§ **Problem description**: Pull every line that holds the word "گزینه" from the entries.
----- Excerpted data -----
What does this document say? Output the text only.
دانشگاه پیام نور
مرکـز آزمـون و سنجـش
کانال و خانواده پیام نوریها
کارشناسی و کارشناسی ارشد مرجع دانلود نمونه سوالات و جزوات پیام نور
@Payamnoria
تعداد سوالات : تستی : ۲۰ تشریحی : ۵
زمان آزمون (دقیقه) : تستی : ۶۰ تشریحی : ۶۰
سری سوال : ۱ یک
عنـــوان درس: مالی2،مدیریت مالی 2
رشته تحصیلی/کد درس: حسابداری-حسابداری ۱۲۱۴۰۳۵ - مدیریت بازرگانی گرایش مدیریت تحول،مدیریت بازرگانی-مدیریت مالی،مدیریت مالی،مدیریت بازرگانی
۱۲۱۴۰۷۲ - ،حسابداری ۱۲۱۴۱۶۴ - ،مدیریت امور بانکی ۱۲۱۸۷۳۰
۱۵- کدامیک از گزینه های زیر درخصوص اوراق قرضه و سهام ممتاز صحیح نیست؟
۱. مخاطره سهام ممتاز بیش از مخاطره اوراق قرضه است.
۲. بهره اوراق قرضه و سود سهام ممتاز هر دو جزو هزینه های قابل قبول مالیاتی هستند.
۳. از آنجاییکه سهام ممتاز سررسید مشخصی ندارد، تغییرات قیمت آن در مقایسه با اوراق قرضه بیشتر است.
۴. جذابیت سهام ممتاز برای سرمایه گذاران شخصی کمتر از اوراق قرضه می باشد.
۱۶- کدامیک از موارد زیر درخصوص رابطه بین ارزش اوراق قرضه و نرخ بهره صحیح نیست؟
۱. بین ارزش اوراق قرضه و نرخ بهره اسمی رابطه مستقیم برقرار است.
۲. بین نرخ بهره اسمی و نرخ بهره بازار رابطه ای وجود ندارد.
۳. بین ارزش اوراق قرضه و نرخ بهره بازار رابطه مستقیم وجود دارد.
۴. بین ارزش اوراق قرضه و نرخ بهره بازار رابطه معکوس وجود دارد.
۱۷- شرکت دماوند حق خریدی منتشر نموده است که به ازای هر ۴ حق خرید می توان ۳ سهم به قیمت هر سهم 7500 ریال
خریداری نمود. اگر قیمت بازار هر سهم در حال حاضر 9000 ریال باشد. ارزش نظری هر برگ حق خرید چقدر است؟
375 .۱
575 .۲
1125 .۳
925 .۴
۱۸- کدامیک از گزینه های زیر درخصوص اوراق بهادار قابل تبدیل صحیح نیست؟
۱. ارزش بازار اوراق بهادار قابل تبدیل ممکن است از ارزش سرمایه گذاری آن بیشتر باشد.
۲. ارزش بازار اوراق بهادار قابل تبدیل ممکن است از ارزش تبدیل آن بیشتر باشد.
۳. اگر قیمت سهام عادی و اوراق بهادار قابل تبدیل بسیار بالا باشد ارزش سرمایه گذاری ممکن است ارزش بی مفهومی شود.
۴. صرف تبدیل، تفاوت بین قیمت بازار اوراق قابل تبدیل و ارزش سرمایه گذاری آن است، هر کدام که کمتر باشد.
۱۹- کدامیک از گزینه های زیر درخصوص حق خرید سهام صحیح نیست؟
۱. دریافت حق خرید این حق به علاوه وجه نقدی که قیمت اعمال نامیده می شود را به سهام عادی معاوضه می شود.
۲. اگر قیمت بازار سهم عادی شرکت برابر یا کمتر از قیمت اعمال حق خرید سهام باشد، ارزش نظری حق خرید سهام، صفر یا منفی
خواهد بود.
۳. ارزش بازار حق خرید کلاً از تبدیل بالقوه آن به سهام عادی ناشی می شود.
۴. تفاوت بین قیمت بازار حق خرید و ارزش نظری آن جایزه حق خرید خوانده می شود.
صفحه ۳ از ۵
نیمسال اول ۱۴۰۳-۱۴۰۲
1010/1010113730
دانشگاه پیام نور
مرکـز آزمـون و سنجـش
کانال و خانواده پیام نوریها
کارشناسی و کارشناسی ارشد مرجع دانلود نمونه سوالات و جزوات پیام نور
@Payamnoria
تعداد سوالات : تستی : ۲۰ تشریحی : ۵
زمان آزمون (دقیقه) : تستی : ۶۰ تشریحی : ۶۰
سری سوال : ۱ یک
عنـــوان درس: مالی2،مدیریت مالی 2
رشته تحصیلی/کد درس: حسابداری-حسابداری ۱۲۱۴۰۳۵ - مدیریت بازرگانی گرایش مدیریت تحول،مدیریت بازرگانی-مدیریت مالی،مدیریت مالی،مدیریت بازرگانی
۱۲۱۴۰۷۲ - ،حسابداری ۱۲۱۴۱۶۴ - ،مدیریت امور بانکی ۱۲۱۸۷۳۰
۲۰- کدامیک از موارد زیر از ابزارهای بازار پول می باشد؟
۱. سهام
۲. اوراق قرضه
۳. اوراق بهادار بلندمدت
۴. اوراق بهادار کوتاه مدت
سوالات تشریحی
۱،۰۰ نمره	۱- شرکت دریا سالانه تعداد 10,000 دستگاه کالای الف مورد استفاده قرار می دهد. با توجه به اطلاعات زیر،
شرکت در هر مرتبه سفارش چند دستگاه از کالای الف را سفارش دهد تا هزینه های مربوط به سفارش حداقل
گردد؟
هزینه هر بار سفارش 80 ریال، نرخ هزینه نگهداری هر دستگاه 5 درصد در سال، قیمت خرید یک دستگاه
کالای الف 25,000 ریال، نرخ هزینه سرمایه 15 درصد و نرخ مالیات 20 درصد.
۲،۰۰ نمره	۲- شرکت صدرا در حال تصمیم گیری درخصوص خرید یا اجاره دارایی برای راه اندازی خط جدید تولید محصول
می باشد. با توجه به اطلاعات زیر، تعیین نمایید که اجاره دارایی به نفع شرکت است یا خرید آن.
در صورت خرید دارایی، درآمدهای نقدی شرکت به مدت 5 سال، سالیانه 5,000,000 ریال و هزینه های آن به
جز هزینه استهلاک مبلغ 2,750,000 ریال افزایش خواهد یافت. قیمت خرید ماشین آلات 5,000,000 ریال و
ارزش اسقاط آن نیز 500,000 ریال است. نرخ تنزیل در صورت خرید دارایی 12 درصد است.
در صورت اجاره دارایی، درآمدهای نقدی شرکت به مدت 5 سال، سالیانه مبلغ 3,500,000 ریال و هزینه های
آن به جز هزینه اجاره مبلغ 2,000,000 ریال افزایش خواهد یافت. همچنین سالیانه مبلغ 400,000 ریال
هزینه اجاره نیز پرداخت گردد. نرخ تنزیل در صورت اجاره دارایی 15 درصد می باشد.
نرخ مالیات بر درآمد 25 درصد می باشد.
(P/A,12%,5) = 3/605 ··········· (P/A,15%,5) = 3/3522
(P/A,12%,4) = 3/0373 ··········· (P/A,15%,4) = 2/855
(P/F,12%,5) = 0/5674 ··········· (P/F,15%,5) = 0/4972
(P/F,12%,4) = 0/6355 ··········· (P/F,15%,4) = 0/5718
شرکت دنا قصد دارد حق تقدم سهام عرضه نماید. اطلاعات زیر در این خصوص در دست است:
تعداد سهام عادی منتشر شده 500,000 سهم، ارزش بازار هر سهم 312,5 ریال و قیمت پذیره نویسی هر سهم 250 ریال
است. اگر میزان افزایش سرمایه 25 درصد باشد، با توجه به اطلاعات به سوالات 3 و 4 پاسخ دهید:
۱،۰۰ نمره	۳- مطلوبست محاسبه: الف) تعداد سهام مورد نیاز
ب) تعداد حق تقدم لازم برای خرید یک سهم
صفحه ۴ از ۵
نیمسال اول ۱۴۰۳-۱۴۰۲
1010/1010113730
-----
§ **The response**:
۱۵- کدامیک از گزینه های زیر درخصوص اوراق قرضه و سهام ممتاز صحیح نیست؟
۱۸- کدامیک از گزینه های زیر درخصوص اوراق بهادار قابل تبدیل صحیح نیست؟
۱۹- کدامیک از گزینه های زیر درخصوص حق خرید سهام صحیح نیست؟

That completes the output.